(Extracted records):
** START **
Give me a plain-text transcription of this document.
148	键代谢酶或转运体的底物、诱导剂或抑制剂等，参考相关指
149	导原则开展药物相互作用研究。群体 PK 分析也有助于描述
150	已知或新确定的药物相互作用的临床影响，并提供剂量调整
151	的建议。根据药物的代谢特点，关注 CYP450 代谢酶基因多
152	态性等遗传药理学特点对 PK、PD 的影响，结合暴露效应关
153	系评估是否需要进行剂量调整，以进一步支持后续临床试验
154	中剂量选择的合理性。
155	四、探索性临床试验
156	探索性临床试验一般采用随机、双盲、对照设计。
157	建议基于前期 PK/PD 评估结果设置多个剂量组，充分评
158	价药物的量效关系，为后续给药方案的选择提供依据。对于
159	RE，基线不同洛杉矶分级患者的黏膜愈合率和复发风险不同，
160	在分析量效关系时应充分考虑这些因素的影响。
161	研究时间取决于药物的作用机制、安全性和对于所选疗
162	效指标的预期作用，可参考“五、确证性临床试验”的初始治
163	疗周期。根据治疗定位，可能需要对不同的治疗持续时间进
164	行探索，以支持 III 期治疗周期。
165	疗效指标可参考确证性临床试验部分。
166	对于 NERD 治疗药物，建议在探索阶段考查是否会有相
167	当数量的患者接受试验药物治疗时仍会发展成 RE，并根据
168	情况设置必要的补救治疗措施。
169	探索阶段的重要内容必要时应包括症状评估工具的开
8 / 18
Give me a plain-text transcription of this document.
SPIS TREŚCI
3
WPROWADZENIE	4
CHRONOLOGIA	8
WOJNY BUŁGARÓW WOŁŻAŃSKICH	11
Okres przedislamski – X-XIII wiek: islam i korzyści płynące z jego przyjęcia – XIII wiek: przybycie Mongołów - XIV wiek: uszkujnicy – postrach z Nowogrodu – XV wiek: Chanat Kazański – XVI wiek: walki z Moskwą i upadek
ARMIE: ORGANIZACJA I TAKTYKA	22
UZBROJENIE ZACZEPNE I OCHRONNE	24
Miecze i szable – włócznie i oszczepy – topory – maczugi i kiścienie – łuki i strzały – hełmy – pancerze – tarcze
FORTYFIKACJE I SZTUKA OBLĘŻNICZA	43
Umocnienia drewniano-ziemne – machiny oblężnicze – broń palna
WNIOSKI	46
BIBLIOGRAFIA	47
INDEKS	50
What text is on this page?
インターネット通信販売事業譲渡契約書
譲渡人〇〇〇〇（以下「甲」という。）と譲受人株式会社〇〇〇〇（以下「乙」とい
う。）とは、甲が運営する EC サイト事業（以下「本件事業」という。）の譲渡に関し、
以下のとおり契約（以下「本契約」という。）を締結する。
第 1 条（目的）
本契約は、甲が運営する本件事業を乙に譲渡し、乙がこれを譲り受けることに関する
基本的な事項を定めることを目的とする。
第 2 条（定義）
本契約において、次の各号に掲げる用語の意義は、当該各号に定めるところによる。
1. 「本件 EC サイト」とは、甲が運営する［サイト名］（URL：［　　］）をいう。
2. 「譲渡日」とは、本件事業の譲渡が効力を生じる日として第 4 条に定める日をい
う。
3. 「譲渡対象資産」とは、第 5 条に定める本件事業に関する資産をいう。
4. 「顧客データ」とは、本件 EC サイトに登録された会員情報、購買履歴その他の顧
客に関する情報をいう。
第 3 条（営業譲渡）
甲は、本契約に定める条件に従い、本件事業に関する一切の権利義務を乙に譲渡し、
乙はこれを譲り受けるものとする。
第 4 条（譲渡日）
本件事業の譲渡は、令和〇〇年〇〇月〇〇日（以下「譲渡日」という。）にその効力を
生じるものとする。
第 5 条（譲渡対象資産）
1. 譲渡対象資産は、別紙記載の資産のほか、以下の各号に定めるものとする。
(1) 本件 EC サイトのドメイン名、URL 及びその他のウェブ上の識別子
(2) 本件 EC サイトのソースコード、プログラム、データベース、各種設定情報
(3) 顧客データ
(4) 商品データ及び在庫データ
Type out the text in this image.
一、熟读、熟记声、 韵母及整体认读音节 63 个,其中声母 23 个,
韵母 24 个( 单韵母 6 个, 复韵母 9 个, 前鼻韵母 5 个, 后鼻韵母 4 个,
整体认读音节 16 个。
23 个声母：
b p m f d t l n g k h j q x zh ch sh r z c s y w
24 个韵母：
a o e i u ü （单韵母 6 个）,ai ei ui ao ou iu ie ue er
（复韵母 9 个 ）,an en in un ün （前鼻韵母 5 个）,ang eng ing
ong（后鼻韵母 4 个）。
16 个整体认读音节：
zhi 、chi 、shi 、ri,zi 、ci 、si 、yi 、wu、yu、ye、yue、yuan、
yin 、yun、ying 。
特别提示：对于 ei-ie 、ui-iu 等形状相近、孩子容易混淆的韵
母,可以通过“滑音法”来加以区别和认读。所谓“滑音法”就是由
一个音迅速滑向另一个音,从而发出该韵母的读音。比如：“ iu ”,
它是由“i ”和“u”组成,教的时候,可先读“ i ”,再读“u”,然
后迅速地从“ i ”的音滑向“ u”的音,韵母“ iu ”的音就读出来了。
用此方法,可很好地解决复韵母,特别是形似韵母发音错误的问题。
** END **
(Task goal): All records above must be set down exactly, please.

(Task solution):
Give me a plain-text transcription of this document.
148	键代谢酶或转运体的底物、诱导剂或抑制剂等，参考相关指
149	导原则开展药物相互作用研究。群体 PK 分析也有助于描述
150	已知或新确定的药物相互作用的临床影响，并提供剂量调整
151	的建议。根据药物的代谢特点，关注 CYP450 代谢酶基因多
152	态性等遗传药理学特点对 PK、PD 的影响，结合暴露效应关
153	系评估是否需要进行剂量调整，以进一步支持后续临床试验
154	中剂量选择的合理性。
155	四、探索性临床试验
156	探索性临床试验一般采用随机、双盲、对照设计。
157	建议基于前期 PK/PD 评估结果设置多个剂量组，充分评
158	价药物的量效关系，为后续给药方案的选择提供依据。对于
159	RE，基线不同洛杉矶分级患者的黏膜愈合率和复发风险不同，
160	在分析量效关系时应充分考虑这些因素的影响。
161	研究时间取决于药物的作用机制、安全性和对于所选疗
162	效指标的预期作用，可参考“五、确证性临床试验”的初始治
163	疗周期。根据治疗定位，可能需要对不同的治疗持续时间进
164	行探索，以支持 III 期治疗周期。
165	疗效指标可参考确证性临床试验部分。
166	对于 NERD 治疗药物，建议在探索阶段考查是否会有相
167	当数量的患者接受试验药物治疗时仍会发展成 RE，并根据
168	情况设置必要的补救治疗措施。
169	探索阶段的重要内容必要时应包括症状评估工具的开
8 / 18
Give me a plain-text transcription of this document.
SPIS TREŚCI
3
WPROWADZENIE	4
CHRONOLOGIA	8
WOJNY BUŁGARÓW WOŁŻAŃSKICH	11
Okres przedislamski – X-XIII wiek: islam i korzyści płynące z jego przyjęcia – XIII wiek: przybycie Mongołów - XIV wiek: uszkujnicy – postrach z Nowogrodu – XV wiek: Chanat Kazański – XVI wiek: walki z Moskwą i upadek
ARMIE: ORGANIZACJA I TAKTYKA	22
UZBROJENIE ZACZEPNE I OCHRONNE	24
Miecze i szable – włócznie i oszczepy – topory – maczugi i kiścienie – łuki i strzały – hełmy – pancerze – tarcze
FORTYFIKACJE I SZTUKA OBLĘŻNICZA	43
Umocnienia drewniano-ziemne – machiny oblężnicze – broń palna
WNIOSKI	46
BIBLIOGRAFIA	47
INDEKS	50
What text is on this page?
インターネット通信販売事業譲渡契約書
譲渡人〇〇〇〇（以下「甲」という。）と譲受人株式会社〇〇〇〇（以下「乙」とい
う。）とは、甲が運営する EC サイト事業（以下「本件事業」という。）の譲渡に関し、
以下のとおり契約（以下「本契約」という。）を締結する。
第 1 条（目的）
本契約は、甲が運営する本件事業を乙に譲渡し、乙がこれを譲り受けることに関する
基本的な事項を定めることを目的とする。
第 2 条（定義）
本契約において、次の各号に掲げる用語の意義は、当該各号に定めるところによる。
1. 「本件 EC サイト」とは、甲が運営する［サイト名］（URL：［　　］）をいう。
2. 「譲渡日」とは、本件事業の譲渡が効力を生じる日として第 4 条に定める日をい
う。
3. 「譲渡対象資産」とは、第 5 条に定める本件事業に関する資産をいう。
4. 「顧客データ」とは、本件 EC サイトに登録された会員情報、購買履歴その他の顧
客に関する情報をいう。
第 3 条（営業譲渡）
甲は、本契約に定める条件に従い、本件事業に関する一切の権利義務を乙に譲渡し、
乙はこれを譲り受けるものとする。
第 4 条（譲渡日）
本件事業の譲渡は、令和〇〇年〇〇月〇〇日（以下「譲渡日」という。）にその効力を
生じるものとする。
第 5 条（譲渡対象資産）
1. 譲渡対象資産は、別紙記載の資産のほか、以下の各号に定めるものとする。
(1) 本件 EC サイトのドメイン名、URL 及びその他のウェブ上の識別子
(2) 本件 EC サイトのソースコード、プログラム、データベース、各種設定情報
(3) 顧客データ
(4) 商品データ及び在庫データ
Type out the text in this image.
一、熟读、熟记声、 韵母及整体认读音节 63 个,其中声母 23 个,
韵母 24 个( 单韵母 6 个, 复韵母 9 个, 前鼻韵母 5 个, 后鼻韵母 4 个,
整体认读音节 16 个。
23 个声母：
b p m f d t l n g k h j q x zh ch sh r z c s y w
24 个韵母：
a o e i u ü （单韵母 6 个）,ai ei ui ao ou iu ie ue er
（复韵母 9 个 ）,an en in un ün （前鼻韵母 5 个）,ang eng ing
ong（后鼻韵母 4 个）。
16 个整体认读音节：
zhi 、chi 、shi 、ri,zi 、ci 、si 、yi 、wu、yu、ye、yue、yuan、
yin 、yun、ying 。
特别提示：对于 ei-ie 、ui-iu 等形状相近、孩子容易混淆的韵
母,可以通过“滑音法”来加以区别和认读。所谓“滑音法”就是由
一个音迅速滑向另一个音,从而发出该韵母的读音。比如：“ iu ”,
它是由“i ”和“u”组成,教的时候,可先读“ i ”,再读“u”,然
后迅速地从“ i ”的音滑向“ u”的音,韵母“ iu ”的音就读出来了。
用此方法,可很好地解决复韵母,特别是形似韵母发音错误的问题。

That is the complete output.